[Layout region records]
..............................
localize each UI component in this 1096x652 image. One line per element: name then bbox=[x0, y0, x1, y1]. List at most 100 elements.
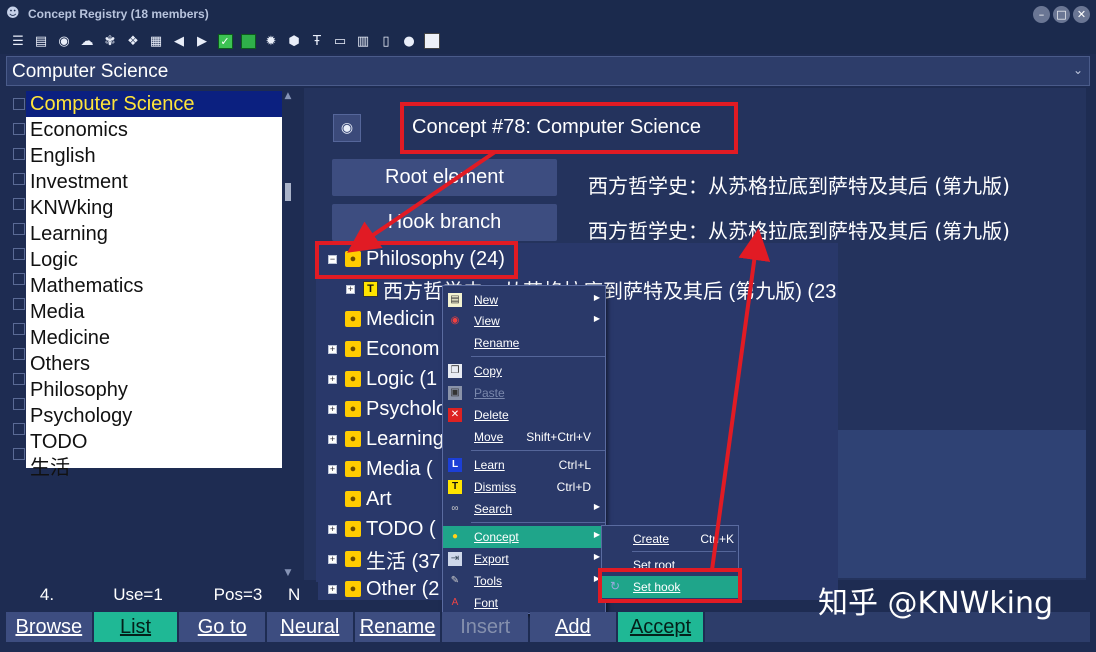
checkbox[interactable] bbox=[13, 398, 25, 410]
tree-row[interactable]: + ● Logic (1 bbox=[328, 364, 437, 394]
checkbox[interactable] bbox=[13, 323, 25, 335]
menu-item-export[interactable]: ⇥ Export ▶ bbox=[443, 548, 605, 570]
doc2-icon[interactable]: ▥ bbox=[353, 31, 373, 51]
list-item[interactable]: English bbox=[26, 143, 282, 169]
blank-icon[interactable] bbox=[422, 31, 442, 51]
page-icon[interactable]: ▯ bbox=[376, 31, 396, 51]
list-item[interactable]: Others bbox=[26, 351, 282, 377]
rename-button[interactable]: Rename bbox=[354, 612, 441, 642]
brain-icon[interactable]: ✾ bbox=[100, 31, 120, 51]
list-item[interactable]: Media bbox=[26, 299, 282, 325]
menu-item-copy[interactable]: ❐ Copy bbox=[443, 360, 605, 382]
expand-icon[interactable]: + bbox=[328, 524, 337, 534]
accept-button[interactable]: Accept bbox=[617, 612, 704, 642]
scroll-thumb[interactable] bbox=[285, 183, 291, 201]
expand-icon[interactable]: + bbox=[346, 284, 355, 294]
browse-button[interactable]: Browse bbox=[6, 612, 92, 642]
list-icon[interactable]: ☰ bbox=[8, 31, 28, 51]
menu-item-move[interactable]: Move Shift+Ctrl+V bbox=[443, 426, 605, 448]
doc-icon[interactable]: ▭ bbox=[330, 31, 350, 51]
tree-row[interactable]: + ● Other (2 bbox=[328, 574, 439, 600]
list-item[interactable]: Psychology bbox=[26, 403, 282, 429]
list-item[interactable]: Computer Science bbox=[26, 91, 282, 117]
expand-icon[interactable]: + bbox=[328, 344, 337, 354]
vertical-scrollbar[interactable]: ▲ ▼ bbox=[283, 91, 293, 578]
expand-icon[interactable]: + bbox=[328, 404, 337, 414]
brain2-icon[interactable]: ✹ bbox=[261, 31, 281, 51]
category-combobox[interactable]: Computer Science ⌄ bbox=[6, 56, 1090, 86]
list-item[interactable]: 生活 bbox=[26, 455, 282, 481]
menu-item-create[interactable]: Create Ctrl+K bbox=[602, 528, 738, 550]
menu-item-tools[interactable]: ✎ Tools ▶ bbox=[443, 570, 605, 592]
list-item[interactable]: TODO bbox=[26, 429, 282, 455]
view-eye-button[interactable]: ◉ bbox=[333, 114, 361, 142]
globe-icon[interactable]: ◉ bbox=[54, 31, 74, 51]
checkbox[interactable] bbox=[13, 198, 25, 210]
tree-row[interactable]: + ● 生活 (37 bbox=[328, 544, 440, 574]
close-button[interactable]: ✕ bbox=[1073, 6, 1090, 23]
list-item[interactable]: Medicine bbox=[26, 325, 282, 351]
expand-icon[interactable]: + bbox=[328, 374, 337, 384]
tree-row[interactable]: + ● TODO ( bbox=[328, 514, 436, 544]
scroll-up-icon[interactable]: ▲ bbox=[283, 91, 293, 101]
list-item[interactable]: Logic bbox=[26, 247, 282, 273]
tree-row[interactable]: + ● Media ( bbox=[328, 454, 433, 484]
text-icon[interactable]: Ŧ bbox=[307, 31, 327, 51]
tree-row[interactable]: + ● Econom bbox=[328, 334, 439, 364]
cloud-icon[interactable]: ☁ bbox=[77, 31, 97, 51]
green-square-icon[interactable] bbox=[238, 31, 258, 51]
checkbox[interactable] bbox=[13, 248, 25, 260]
checkbox[interactable] bbox=[13, 298, 25, 310]
goto-button[interactable]: Go to bbox=[179, 612, 266, 642]
checkbox[interactable] bbox=[13, 348, 25, 360]
hook-branch-button[interactable]: Hook branch bbox=[332, 204, 557, 241]
menu-item-dismiss[interactable]: T Dismiss Ctrl+D bbox=[443, 476, 605, 498]
expand-icon[interactable]: + bbox=[328, 464, 337, 474]
checkbox[interactable] bbox=[13, 173, 25, 185]
checkbox[interactable] bbox=[13, 148, 25, 160]
checkbox[interactable] bbox=[13, 123, 25, 135]
menu-item-rename[interactable]: Rename bbox=[443, 332, 605, 354]
checkbox[interactable] bbox=[13, 273, 25, 285]
neural-button[interactable]: Neural bbox=[267, 612, 353, 642]
left-arrow-icon[interactable]: ◀ bbox=[169, 31, 189, 51]
data-icon[interactable]: ▦ bbox=[146, 31, 166, 51]
cloud2-icon[interactable]: ● bbox=[399, 31, 419, 51]
list-item[interactable]: Mathematics bbox=[26, 273, 282, 299]
tree-row[interactable]: + ● Psycholo bbox=[328, 394, 447, 424]
checkbox[interactable] bbox=[13, 373, 25, 385]
menu-item-new[interactable]: ▤ New ▶ bbox=[443, 289, 605, 311]
checkbox[interactable] bbox=[13, 423, 25, 435]
list-item[interactable]: Investment bbox=[26, 169, 282, 195]
right-arrow-icon[interactable]: ▶ bbox=[192, 31, 212, 51]
menu-item-delete[interactable]: ✕ Delete bbox=[443, 404, 605, 426]
menu-item-search[interactable]: ∞ Search ▶ bbox=[443, 498, 605, 520]
network-icon[interactable]: ❖ bbox=[123, 31, 143, 51]
menu-item-learn[interactable]: L Learn Ctrl+L bbox=[443, 454, 605, 476]
tree-row[interactable]: ● Art bbox=[328, 484, 392, 514]
tree-row[interactable]: ● Medicin bbox=[328, 304, 435, 334]
checkbox[interactable] bbox=[13, 223, 25, 235]
scroll-down-icon[interactable]: ▼ bbox=[283, 568, 293, 578]
maximize-button[interactable]: □ bbox=[1053, 6, 1070, 23]
list-item[interactable]: KNWking bbox=[26, 195, 282, 221]
checkbox-icon[interactable]: ✓ bbox=[215, 31, 235, 51]
menu-item-view[interactable]: ◉ View ▶ bbox=[443, 310, 605, 332]
root-element-button[interactable]: Root element bbox=[332, 159, 557, 196]
checkbox[interactable] bbox=[13, 98, 25, 110]
list-button[interactable]: List bbox=[93, 612, 178, 642]
list-item[interactable]: Economics bbox=[26, 117, 282, 143]
checkbox[interactable] bbox=[13, 448, 25, 460]
add-button[interactable]: Add bbox=[530, 612, 616, 642]
list-item[interactable]: Learning bbox=[26, 221, 282, 247]
tree-row[interactable]: + ● Learning bbox=[328, 424, 444, 454]
expand-icon[interactable]: + bbox=[328, 554, 337, 564]
menu-item-concept[interactable]: ● Concept ▶ bbox=[443, 526, 605, 548]
chevron-down-icon[interactable]: ⌄ bbox=[1073, 63, 1083, 77]
expand-icon[interactable]: + bbox=[328, 434, 337, 444]
cube-icon[interactable]: ⬢ bbox=[284, 31, 304, 51]
list-item[interactable]: Philosophy bbox=[26, 377, 282, 403]
list2-icon[interactable]: ▤ bbox=[31, 31, 51, 51]
minimize-button[interactable]: – bbox=[1033, 6, 1050, 23]
expand-icon[interactable]: + bbox=[328, 584, 337, 594]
..............................
GIVEN EXERCISE: Present the lines from the one containing "checkbox[interactable] bbox=[13, 398, 25, 410]" through the one containing "menu-item-copy[interactable]: ❐ Copy", inclusive, as a numbered list, omitting any blank lines.

REPLY:
1. checkbox[interactable] bbox=[13, 398, 25, 410]
2. tree-row[interactable]: + ● Logic (1 bbox=[328, 364, 437, 394]
3. checkbox[interactable] bbox=[13, 323, 25, 335]
4. menu-item-export[interactable]: ⇥ Export ▶ bbox=[443, 548, 605, 570]
5. doc2-icon[interactable]: ▥ bbox=[353, 31, 373, 51]
6. list-item[interactable]: English bbox=[26, 143, 282, 169]
7. blank-icon[interactable] bbox=[422, 31, 442, 51]
8. page-icon[interactable]: ▯ bbox=[376, 31, 396, 51]
9. list-item[interactable]: Others bbox=[26, 351, 282, 377]
10. rename-button[interactable]: Rename bbox=[354, 612, 441, 642]
11. brain-icon[interactable]: ✾ bbox=[100, 31, 120, 51]
12. list-item[interactable]: Media bbox=[26, 299, 282, 325]
13. menu-item-copy[interactable]: ❐ Copy bbox=[443, 360, 605, 382]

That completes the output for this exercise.